> [DIRECTIONS]: Pull every line containing "chưa" out of the material below.
- - -
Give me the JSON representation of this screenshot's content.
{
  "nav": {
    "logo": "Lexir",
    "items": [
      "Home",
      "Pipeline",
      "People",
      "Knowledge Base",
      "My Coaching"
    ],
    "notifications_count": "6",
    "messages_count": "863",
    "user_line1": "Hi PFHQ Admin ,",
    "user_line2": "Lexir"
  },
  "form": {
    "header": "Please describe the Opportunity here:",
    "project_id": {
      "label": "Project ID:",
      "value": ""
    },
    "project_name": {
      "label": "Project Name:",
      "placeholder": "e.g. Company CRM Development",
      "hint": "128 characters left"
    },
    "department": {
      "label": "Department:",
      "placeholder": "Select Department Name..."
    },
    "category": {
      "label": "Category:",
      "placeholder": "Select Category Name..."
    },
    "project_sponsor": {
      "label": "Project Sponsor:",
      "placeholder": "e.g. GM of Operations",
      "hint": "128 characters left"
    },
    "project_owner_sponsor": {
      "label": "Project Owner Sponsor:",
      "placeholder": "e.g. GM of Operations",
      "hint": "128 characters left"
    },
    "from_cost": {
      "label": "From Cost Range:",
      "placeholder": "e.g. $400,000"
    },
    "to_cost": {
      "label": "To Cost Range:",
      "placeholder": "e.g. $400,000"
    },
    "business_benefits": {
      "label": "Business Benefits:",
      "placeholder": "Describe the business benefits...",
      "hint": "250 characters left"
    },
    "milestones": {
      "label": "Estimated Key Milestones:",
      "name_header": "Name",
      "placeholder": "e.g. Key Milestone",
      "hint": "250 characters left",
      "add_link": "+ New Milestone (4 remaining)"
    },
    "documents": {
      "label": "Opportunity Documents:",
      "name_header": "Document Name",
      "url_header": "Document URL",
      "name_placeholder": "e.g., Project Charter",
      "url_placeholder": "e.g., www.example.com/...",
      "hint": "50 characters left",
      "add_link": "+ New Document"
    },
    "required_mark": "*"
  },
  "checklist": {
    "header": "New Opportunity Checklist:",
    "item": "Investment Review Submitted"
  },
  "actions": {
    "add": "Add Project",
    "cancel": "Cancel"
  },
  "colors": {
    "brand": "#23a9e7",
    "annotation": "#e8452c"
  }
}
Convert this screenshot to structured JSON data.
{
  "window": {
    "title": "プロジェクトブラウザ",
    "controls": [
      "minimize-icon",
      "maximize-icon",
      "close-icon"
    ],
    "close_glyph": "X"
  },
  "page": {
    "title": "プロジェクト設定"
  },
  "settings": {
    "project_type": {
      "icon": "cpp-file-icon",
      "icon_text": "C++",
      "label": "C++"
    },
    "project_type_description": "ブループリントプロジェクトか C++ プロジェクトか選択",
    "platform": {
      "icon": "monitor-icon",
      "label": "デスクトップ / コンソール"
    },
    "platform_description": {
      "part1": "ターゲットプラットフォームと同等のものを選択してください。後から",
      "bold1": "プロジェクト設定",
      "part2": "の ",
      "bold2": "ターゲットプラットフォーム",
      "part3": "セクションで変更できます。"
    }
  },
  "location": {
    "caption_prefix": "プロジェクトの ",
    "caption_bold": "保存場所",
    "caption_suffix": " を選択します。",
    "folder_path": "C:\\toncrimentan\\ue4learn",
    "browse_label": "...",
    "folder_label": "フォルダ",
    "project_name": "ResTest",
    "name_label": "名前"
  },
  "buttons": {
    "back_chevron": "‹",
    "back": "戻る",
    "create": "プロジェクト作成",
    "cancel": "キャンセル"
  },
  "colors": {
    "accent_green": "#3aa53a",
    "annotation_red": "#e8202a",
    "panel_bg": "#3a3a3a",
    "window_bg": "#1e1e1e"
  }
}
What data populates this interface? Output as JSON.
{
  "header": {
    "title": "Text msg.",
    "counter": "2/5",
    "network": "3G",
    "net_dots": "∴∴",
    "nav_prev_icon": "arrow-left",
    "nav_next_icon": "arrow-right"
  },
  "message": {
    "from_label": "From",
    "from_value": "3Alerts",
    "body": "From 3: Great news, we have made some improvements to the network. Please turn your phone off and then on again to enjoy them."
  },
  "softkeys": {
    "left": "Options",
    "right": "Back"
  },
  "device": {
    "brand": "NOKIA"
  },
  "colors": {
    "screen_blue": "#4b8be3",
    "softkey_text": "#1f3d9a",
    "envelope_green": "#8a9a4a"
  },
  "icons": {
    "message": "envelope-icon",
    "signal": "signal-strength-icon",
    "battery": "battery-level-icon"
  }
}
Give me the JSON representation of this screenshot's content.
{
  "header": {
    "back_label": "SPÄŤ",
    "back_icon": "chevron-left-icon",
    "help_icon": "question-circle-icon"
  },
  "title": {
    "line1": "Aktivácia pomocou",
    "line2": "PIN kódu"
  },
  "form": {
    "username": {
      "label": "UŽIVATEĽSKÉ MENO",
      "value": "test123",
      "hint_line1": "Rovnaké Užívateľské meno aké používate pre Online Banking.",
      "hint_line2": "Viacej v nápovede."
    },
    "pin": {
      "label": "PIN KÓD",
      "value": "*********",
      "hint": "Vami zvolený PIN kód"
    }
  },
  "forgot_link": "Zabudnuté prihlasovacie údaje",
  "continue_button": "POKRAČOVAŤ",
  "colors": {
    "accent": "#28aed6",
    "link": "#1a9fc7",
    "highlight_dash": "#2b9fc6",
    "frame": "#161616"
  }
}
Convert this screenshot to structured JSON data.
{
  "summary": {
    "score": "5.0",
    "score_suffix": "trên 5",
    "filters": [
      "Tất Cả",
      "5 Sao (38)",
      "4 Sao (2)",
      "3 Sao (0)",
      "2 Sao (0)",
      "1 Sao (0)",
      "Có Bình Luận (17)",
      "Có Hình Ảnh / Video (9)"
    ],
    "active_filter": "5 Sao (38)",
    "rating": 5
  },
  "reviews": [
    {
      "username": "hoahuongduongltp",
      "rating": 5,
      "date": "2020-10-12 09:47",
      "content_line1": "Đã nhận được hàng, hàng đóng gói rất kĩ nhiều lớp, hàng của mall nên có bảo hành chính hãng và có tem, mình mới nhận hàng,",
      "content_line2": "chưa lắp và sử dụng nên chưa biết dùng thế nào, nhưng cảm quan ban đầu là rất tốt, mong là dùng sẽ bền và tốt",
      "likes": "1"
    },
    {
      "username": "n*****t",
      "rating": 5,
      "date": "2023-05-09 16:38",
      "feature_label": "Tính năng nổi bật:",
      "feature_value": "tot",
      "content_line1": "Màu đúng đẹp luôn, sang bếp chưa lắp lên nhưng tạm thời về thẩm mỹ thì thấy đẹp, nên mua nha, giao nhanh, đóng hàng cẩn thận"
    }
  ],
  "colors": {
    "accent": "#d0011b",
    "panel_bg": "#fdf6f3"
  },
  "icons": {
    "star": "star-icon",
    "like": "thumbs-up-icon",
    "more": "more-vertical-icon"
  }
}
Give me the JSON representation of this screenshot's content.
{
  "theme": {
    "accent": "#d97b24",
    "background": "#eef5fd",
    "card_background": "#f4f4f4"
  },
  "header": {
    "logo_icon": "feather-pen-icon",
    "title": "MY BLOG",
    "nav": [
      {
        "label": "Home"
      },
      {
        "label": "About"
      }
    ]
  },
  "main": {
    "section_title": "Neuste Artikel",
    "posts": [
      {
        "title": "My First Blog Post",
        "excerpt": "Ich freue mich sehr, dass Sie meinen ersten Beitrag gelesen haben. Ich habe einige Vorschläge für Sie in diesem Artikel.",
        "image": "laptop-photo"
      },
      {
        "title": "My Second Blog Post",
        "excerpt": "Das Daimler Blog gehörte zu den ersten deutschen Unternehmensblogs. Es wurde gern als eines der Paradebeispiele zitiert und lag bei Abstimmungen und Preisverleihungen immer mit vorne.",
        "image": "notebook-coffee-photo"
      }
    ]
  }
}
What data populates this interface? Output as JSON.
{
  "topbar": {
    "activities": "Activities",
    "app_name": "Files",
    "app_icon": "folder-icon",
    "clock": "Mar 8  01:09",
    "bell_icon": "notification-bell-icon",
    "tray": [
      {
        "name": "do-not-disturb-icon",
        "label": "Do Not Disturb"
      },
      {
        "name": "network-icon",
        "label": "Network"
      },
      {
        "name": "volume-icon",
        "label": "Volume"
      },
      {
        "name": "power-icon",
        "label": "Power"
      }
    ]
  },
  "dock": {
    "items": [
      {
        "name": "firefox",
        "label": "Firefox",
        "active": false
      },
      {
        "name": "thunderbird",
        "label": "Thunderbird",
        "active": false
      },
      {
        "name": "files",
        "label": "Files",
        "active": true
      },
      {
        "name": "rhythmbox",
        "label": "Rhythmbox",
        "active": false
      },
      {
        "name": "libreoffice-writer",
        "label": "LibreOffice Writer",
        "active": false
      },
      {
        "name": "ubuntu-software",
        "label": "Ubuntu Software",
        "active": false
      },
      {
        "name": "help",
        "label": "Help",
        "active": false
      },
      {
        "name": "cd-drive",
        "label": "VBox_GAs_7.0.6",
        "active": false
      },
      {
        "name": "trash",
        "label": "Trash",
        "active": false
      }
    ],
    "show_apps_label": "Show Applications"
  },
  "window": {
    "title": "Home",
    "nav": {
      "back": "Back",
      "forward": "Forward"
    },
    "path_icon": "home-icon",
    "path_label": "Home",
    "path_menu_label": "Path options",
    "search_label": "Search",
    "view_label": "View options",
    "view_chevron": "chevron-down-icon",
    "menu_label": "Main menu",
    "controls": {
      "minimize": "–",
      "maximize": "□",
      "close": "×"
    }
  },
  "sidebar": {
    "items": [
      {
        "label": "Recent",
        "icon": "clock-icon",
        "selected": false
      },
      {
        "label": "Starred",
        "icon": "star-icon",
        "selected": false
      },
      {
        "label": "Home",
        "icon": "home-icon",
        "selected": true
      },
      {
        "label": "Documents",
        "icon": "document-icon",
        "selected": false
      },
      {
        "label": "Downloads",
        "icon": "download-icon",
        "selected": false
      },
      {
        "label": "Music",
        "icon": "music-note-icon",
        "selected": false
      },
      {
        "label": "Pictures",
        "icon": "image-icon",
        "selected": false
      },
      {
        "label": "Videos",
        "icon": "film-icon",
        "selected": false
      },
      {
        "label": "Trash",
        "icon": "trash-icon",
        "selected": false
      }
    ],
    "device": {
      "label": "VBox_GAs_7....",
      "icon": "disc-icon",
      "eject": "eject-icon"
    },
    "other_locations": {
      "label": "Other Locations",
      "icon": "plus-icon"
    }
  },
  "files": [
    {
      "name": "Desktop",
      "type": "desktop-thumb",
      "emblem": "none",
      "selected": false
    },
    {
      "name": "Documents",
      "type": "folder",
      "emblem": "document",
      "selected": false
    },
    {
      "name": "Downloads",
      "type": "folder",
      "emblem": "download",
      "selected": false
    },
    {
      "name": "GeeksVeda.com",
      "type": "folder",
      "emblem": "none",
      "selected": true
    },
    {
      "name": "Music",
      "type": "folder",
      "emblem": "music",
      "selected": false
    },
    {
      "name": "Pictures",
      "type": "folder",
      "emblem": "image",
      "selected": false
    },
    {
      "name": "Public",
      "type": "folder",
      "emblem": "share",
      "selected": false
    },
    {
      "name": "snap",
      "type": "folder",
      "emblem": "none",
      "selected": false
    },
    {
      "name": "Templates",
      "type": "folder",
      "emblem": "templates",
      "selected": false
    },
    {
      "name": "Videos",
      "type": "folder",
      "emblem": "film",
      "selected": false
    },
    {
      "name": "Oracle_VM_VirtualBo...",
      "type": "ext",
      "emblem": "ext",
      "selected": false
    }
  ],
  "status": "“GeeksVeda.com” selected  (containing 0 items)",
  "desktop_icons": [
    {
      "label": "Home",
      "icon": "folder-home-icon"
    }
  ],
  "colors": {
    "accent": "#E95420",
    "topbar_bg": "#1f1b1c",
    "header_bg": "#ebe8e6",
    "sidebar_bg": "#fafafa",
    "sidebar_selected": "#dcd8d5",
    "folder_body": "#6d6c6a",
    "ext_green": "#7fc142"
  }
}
- - -
> [SOLUTION FOR THIS PROBLEM]:
      "content_line2": "chưa lắp và sử dụng nên chưa biết dùng thế nào, nhưng cảm quan ban đầu là rất tốt, mong là dùng sẽ bền và tốt",
      "content_line1": "Màu đúng đẹp luôn, sang bếp chưa lắp lên nhưng tạm thời về thẩm mỹ thì thấy đẹp, nên mua nha, giao nhanh, đóng hàng cẩn thận"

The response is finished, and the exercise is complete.